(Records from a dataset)
START

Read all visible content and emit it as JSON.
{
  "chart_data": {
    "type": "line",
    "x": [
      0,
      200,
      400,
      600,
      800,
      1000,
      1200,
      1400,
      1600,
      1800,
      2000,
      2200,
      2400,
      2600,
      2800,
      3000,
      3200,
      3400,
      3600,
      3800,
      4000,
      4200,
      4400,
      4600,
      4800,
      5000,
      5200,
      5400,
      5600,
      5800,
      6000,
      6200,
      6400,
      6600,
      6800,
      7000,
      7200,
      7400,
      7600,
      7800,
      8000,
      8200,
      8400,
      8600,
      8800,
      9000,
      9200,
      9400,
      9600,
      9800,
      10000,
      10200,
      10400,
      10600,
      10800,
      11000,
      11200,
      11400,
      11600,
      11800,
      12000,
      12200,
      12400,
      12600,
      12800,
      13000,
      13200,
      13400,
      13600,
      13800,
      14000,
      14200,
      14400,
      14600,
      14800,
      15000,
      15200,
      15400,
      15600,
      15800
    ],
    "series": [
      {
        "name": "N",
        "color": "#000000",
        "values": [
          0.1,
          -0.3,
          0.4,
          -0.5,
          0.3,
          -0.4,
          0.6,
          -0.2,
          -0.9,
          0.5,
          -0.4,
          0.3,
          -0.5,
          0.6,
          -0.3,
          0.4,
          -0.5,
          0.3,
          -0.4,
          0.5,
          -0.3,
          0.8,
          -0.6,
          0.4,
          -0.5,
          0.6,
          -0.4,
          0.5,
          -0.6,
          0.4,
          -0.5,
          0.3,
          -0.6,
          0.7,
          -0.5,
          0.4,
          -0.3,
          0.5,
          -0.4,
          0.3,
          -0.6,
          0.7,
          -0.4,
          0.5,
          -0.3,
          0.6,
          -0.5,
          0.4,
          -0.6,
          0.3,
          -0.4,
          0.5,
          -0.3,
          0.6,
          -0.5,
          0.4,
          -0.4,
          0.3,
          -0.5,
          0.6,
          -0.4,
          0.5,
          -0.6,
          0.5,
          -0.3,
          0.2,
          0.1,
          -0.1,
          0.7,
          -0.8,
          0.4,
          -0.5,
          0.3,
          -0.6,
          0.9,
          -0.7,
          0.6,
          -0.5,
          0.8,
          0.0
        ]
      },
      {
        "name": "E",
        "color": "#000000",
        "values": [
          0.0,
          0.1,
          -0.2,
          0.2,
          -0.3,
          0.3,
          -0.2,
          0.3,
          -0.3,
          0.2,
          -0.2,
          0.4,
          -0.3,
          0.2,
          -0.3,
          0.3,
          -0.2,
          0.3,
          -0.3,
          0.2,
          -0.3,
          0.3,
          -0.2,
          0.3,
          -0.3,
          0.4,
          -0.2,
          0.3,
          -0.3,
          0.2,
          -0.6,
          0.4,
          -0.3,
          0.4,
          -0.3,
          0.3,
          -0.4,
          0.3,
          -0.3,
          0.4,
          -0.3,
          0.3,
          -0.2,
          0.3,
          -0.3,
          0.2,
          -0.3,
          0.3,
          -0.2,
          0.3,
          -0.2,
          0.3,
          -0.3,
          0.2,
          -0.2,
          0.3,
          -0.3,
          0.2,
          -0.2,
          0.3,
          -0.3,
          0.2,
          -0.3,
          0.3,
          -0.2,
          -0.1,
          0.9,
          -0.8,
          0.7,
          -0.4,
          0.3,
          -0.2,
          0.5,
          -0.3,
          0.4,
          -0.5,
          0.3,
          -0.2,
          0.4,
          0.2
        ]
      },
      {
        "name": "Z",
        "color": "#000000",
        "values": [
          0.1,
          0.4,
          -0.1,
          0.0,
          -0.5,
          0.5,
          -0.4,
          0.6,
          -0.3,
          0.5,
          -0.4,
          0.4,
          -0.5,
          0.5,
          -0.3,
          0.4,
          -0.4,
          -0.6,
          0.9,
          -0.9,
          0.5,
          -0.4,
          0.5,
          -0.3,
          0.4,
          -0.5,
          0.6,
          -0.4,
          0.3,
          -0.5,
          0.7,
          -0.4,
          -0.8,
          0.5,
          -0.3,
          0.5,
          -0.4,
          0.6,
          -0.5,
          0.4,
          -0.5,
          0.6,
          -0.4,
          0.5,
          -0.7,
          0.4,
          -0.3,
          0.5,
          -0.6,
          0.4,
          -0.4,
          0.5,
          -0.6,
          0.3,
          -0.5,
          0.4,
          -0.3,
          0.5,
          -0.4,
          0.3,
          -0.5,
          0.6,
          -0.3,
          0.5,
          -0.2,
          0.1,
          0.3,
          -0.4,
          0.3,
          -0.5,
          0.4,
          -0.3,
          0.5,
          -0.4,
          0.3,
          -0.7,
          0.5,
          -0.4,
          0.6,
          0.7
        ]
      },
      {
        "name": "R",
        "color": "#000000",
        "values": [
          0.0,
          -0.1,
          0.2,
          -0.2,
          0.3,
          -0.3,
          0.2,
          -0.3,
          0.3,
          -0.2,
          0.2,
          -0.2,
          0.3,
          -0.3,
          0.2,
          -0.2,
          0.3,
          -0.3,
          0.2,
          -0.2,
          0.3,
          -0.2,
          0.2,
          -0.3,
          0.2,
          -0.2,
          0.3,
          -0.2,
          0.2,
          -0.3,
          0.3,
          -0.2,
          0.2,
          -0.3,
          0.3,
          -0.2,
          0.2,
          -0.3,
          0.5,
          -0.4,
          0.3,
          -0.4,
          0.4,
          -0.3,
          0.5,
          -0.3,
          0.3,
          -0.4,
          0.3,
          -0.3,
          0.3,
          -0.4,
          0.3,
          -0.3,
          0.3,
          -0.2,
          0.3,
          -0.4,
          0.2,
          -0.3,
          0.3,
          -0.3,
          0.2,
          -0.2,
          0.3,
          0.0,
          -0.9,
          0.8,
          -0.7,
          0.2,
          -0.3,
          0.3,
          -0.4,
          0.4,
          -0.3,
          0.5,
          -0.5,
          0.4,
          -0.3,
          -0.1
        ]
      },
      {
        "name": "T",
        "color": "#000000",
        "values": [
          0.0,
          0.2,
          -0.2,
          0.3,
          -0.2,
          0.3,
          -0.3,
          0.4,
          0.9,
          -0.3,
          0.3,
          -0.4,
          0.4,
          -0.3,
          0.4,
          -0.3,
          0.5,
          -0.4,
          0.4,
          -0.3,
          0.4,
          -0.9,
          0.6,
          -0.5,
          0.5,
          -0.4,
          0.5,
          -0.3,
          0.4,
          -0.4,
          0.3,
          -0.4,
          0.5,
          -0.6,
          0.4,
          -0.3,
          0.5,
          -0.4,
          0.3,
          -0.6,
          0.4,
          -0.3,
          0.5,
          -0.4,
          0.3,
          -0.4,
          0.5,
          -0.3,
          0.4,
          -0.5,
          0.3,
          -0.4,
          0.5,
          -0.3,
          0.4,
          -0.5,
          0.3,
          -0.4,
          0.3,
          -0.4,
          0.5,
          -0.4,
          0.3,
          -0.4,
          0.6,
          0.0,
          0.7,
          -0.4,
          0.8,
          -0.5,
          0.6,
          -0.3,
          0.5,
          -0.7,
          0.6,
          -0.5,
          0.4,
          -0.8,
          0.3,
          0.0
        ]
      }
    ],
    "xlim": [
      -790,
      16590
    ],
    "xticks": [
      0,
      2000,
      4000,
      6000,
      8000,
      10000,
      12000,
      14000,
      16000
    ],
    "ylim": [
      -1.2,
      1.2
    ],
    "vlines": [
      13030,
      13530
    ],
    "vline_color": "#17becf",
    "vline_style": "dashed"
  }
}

END

* _Instruction_: Write down all the entries again without a single difference.

* _Solution for this problem_:
Read all visible content and emit it as JSON.
{
  "chart_data": {
    "type": "line",
    "x": [
      0,
      200,
      400,
      600,
      800,
      1000,
      1200,
      1400,
      1600,
      1800,
      2000,
      2200,
      2400,
      2600,
      2800,
      3000,
      3200,
      3400,
      3600,
      3800,
      4000,
      4200,
      4400,
      4600,
      4800,
      5000,
      5200,
      5400,
      5600,
      5800,
      6000,
      6200,
      6400,
      6600,
      6800,
      7000,
      7200,
      7400,
      7600,
      7800,
      8000,
      8200,
      8400,
      8600,
      8800,
      9000,
      9200,
      9400,
      9600,
      9800,
      10000,
      10200,
      10400,
      10600,
      10800,
      11000,
      11200,
      11400,
      11600,
      11800,
      12000,
      12200,
      12400,
      12600,
      12800,
      13000,
      13200,
      13400,
      13600,
      13800,
      14000,
      14200,
      14400,
      14600,
      14800,
      15000,
      15200,
      15400,
      15600,
      15800
    ],
    "series": [
      {
        "name": "N",
        "color": "#000000",
        "values": [
          0.1,
          -0.3,
          0.4,
          -0.5,
          0.3,
          -0.4,
          0.6,
          -0.2,
          -0.9,
          0.5,
          -0.4,
          0.3,
          -0.5,
          0.6,
          -0.3,
          0.4,
          -0.5,
          0.3,
          -0.4,
          0.5,
          -0.3,
          0.8,
          -0.6,
          0.4,
          -0.5,
          0.6,
          -0.4,
          0.5,
          -0.6,
          0.4,
          -0.5,
          0.3,
          -0.6,
          0.7,
          -0.5,
          0.4,
          -0.3,
          0.5,
          -0.4,
          0.3,
          -0.6,
          0.7,
          -0.4,
          0.5,
          -0.3,
          0.6,
          -0.5,
          0.4,
          -0.6,
          0.3,
          -0.4,
          0.5,
          -0.3,
          0.6,
          -0.5,
          0.4,
          -0.4,
          0.3,
          -0.5,
          0.6,
          -0.4,
          0.5,
          -0.6,
          0.5,
          -0.3,
          0.2,
          0.1,
          -0.1,
          0.7,
          -0.8,
          0.4,
          -0.5,
          0.3,
          -0.6,
          0.9,
          -0.7,
          0.6,
          -0.5,
          0.8,
          0.0
        ]
      },
      {
        "name": "E",
        "color": "#000000",
        "values": [
          0.0,
          0.1,
          -0.2,
          0.2,
          -0.3,
          0.3,
          -0.2,
          0.3,
          -0.3,
          0.2,
          -0.2,
          0.4,
          -0.3,
          0.2,
          -0.3,
          0.3,
          -0.2,
          0.3,
          -0.3,
          0.2,
          -0.3,
          0.3,
          -0.2,
          0.3,
          -0.3,
          0.4,
          -0.2,
          0.3,
          -0.3,
          0.2,
          -0.6,
          0.4,
          -0.3,
          0.4,
          -0.3,
          0.3,
          -0.4,
          0.3,
          -0.3,
          0.4,
          -0.3,
          0.3,
          -0.2,
          0.3,
          -0.3,
          0.2,
          -0.3,
          0.3,
          -0.2,
          0.3,
          -0.2,
          0.3,
          -0.3,
          0.2,
          -0.2,
          0.3,
          -0.3,
          0.2,
          -0.2,
          0.3,
          -0.3,
          0.2,
          -0.3,
          0.3,
          -0.2,
          -0.1,
          0.9,
          -0.8,
          0.7,
          -0.4,
          0.3,
          -0.2,
          0.5,
          -0.3,
          0.4,
          -0.5,
          0.3,
          -0.2,
          0.4,
          0.2
        ]
      },
      {
        "name": "Z",
        "color": "#000000",
        "values": [
          0.1,
          0.4,
          -0.1,
          0.0,
          -0.5,
          0.5,
          -0.4,
          0.6,
          -0.3,
          0.5,
          -0.4,
          0.4,
          -0.5,
          0.5,
          -0.3,
          0.4,
          -0.4,
          -0.6,
          0.9,
          -0.9,
          0.5,
          -0.4,
          0.5,
          -0.3,
          0.4,
          -0.5,
          0.6,
          -0.4,
          0.3,
          -0.5,
          0.7,
          -0.4,
          -0.8,
          0.5,
          -0.3,
          0.5,
          -0.4,
          0.6,
          -0.5,
          0.4,
          -0.5,
          0.6,
          -0.4,
          0.5,
          -0.7,
          0.4,
          -0.3,
          0.5,
          -0.6,
          0.4,
          -0.4,
          0.5,
          -0.6,
          0.3,
          -0.5,
          0.4,
          -0.3,
          0.5,
          -0.4,
          0.3,
          -0.5,
          0.6,
          -0.3,
          0.5,
          -0.2,
          0.1,
          0.3,
          -0.4,
          0.3,
          -0.5,
          0.4,
          -0.3,
          0.5,
          -0.4,
          0.3,
          -0.7,
          0.5,
          -0.4,
          0.6,
          0.7
        ]
      },
      {
        "name": "R",
        "color": "#000000",
        "values": [
          0.0,
          -0.1,
          0.2,
          -0.2,
          0.3,
          -0.3,
          0.2,
          -0.3,
          0.3,
          -0.2,
          0.2,
          -0.2,
          0.3,
          -0.3,
          0.2,
          -0.2,
          0.3,
          -0.3,
          0.2,
          -0.2,
          0.3,
          -0.2,
          0.2,
          -0.3,
          0.2,
          -0.2,
          0.3,
          -0.2,
          0.2,
          -0.3,
          0.3,
          -0.2,
          0.2,
          -0.3,
          0.3,
          -0.2,
          0.2,
          -0.3,
          0.5,
          -0.4,
          0.3,
          -0.4,
          0.4,
          -0.3,
          0.5,
          -0.3,
          0.3,
          -0.4,
          0.3,
          -0.3,
          0.3,
          -0.4,
          0.3,
          -0.3,
          0.3,
          -0.2,
          0.3,
          -0.4,
          0.2,
          -0.3,
          0.3,
          -0.3,
          0.2,
          -0.2,
          0.3,
          0.0,
          -0.9,
          0.8,
          -0.7,
          0.2,
          -0.3,
          0.3,
          -0.4,
          0.4,
          -0.3,
          0.5,
          -0.5,
          0.4,
          -0.3,
          -0.1
        ]
      },
      {
        "name": "T",
        "color": "#000000",
        "values": [
          0.0,
          0.2,
          -0.2,
          0.3,
          -0.2,
          0.3,
          -0.3,
          0.4,
          0.9,
          -0.3,
          0.3,
          -0.4,
          0.4,
          -0.3,
          0.4,
          -0.3,
          0.5,
          -0.4,
          0.4,
          -0.3,
          0.4,
          -0.9,
          0.6,
          -0.5,
          0.5,
          -0.4,
          0.5,
          -0.3,
          0.4,
          -0.4,
          0.3,
          -0.4,
          0.5,
          -0.6,
          0.4,
          -0.3,
          0.5,
          -0.4,
          0.3,
          -0.6,
          0.4,
          -0.3,
          0.5,
          -0.4,
          0.3,
          -0.4,
          0.5,
          -0.3,
          0.4,
          -0.5,
          0.3,
          -0.4,
          0.5,
          -0.3,
          0.4,
          -0.5,
          0.3,
          -0.4,
          0.3,
          -0.4,
          0.5,
          -0.4,
          0.3,
          -0.4,
          0.6,
          0.0,
          0.7,
          -0.4,
          0.8,
          -0.5,
          0.6,
          -0.3,
          0.5,
          -0.7,
          0.6,
          -0.5,
          0.4,
          -0.8,
          0.3,
          0.0
        ]
      }
    ],
    "xlim": [
      -790,
      16590
    ],
    "xticks": [
      0,
      2000,
      4000,
      6000,
      8000,
      10000,
      12000,
      14000,
      16000
    ],
    "ylim": [
      -1.2,
      1.2
    ],
    "vlines": [
      13030,
      13530
    ],
    "vline_color": "#17becf",
    "vline_style": "dashed"
  }
}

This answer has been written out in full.